Excerpts from a figure dataset:
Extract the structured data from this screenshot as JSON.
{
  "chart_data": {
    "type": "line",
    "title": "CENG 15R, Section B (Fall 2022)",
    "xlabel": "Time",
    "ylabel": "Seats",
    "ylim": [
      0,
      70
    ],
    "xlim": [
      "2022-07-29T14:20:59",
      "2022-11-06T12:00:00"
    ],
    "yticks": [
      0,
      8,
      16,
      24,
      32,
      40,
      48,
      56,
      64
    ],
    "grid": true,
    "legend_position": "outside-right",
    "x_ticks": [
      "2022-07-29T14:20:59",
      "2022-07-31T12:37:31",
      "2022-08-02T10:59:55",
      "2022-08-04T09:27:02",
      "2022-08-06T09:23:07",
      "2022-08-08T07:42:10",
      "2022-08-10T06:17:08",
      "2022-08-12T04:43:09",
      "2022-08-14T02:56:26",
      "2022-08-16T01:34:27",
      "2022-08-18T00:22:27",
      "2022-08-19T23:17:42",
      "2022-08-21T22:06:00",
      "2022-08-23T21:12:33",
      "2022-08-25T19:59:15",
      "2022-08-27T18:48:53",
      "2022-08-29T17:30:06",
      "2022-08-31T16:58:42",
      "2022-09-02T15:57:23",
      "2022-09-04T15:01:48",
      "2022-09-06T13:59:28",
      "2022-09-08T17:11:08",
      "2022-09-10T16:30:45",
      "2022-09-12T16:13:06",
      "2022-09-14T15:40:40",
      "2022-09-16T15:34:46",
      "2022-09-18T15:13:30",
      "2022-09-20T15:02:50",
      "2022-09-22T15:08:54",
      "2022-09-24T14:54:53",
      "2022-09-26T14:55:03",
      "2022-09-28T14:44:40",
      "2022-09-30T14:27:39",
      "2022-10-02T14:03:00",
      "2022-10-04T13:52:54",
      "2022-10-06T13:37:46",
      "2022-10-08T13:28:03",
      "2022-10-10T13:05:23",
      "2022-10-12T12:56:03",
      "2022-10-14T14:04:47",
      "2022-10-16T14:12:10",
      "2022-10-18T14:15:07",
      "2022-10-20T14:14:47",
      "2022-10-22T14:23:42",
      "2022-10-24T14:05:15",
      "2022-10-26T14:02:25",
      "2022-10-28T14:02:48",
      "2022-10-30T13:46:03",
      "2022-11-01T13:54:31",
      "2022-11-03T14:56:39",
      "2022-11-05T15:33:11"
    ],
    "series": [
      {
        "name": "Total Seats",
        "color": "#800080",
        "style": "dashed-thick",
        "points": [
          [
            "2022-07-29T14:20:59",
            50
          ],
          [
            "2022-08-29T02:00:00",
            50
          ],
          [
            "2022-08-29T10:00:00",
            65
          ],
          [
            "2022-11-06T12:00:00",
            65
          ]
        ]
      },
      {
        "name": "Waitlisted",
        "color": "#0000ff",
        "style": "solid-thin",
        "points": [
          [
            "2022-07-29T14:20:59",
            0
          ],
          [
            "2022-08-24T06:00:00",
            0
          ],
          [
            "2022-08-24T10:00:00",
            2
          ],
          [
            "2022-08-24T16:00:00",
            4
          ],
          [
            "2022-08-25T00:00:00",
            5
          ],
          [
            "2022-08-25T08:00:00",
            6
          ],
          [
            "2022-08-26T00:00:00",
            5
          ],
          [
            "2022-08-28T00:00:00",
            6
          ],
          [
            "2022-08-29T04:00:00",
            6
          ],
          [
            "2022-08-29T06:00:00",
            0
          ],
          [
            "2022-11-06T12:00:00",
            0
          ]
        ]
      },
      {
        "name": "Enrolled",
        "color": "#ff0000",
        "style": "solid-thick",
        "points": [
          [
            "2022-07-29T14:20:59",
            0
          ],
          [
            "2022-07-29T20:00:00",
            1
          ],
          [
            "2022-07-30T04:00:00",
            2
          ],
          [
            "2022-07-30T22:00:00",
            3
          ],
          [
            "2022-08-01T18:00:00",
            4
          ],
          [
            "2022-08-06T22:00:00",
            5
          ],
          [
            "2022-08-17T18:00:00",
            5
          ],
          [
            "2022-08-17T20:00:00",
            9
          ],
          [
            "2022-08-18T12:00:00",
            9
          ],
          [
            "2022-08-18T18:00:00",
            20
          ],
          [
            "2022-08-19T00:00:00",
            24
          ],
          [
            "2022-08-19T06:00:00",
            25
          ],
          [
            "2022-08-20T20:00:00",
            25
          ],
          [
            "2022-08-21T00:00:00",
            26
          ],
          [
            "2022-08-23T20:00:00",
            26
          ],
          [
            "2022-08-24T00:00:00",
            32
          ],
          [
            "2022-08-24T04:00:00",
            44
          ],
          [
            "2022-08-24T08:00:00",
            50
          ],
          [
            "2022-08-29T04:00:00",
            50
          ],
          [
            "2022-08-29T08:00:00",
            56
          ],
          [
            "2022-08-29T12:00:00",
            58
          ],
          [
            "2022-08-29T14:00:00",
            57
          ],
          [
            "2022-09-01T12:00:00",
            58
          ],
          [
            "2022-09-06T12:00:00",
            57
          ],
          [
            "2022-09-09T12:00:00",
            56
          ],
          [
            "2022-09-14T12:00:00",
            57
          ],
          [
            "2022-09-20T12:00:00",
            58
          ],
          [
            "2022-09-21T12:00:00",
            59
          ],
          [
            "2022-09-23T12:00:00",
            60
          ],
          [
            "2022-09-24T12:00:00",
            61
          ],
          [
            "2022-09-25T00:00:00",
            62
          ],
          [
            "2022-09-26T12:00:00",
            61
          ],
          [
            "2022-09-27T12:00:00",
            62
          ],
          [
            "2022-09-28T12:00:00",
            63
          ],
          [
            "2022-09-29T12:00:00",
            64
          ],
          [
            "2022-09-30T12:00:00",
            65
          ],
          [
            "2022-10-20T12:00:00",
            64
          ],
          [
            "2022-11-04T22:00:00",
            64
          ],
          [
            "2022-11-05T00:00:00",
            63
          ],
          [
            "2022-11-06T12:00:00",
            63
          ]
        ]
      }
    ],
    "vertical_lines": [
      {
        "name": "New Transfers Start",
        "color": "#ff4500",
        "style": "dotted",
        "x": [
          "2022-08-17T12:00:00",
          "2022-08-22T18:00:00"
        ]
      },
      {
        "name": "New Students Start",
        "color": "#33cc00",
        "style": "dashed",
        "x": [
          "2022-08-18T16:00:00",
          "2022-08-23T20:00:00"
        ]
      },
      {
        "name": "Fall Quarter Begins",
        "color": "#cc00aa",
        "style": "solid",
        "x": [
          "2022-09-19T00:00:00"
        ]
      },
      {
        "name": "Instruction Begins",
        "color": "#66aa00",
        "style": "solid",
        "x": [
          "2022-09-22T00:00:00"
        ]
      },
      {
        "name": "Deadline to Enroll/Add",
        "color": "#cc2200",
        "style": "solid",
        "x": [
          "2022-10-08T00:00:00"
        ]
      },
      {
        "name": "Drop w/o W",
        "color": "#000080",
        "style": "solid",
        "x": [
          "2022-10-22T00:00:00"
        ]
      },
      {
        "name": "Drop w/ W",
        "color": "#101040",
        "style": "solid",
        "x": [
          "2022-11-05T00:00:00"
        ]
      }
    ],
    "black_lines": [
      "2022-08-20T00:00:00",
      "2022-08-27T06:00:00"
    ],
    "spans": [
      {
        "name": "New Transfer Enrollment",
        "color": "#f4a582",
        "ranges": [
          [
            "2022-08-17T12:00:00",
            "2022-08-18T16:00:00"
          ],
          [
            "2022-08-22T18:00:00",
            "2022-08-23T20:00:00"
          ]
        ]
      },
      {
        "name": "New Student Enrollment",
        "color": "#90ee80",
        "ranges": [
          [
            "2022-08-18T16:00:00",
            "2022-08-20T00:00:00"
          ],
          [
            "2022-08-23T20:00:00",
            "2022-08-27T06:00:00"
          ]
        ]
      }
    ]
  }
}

* **Written instruction**
How many of the lines in the listing above hold the word "color"? Report only that figure.

* **Response to this task**
12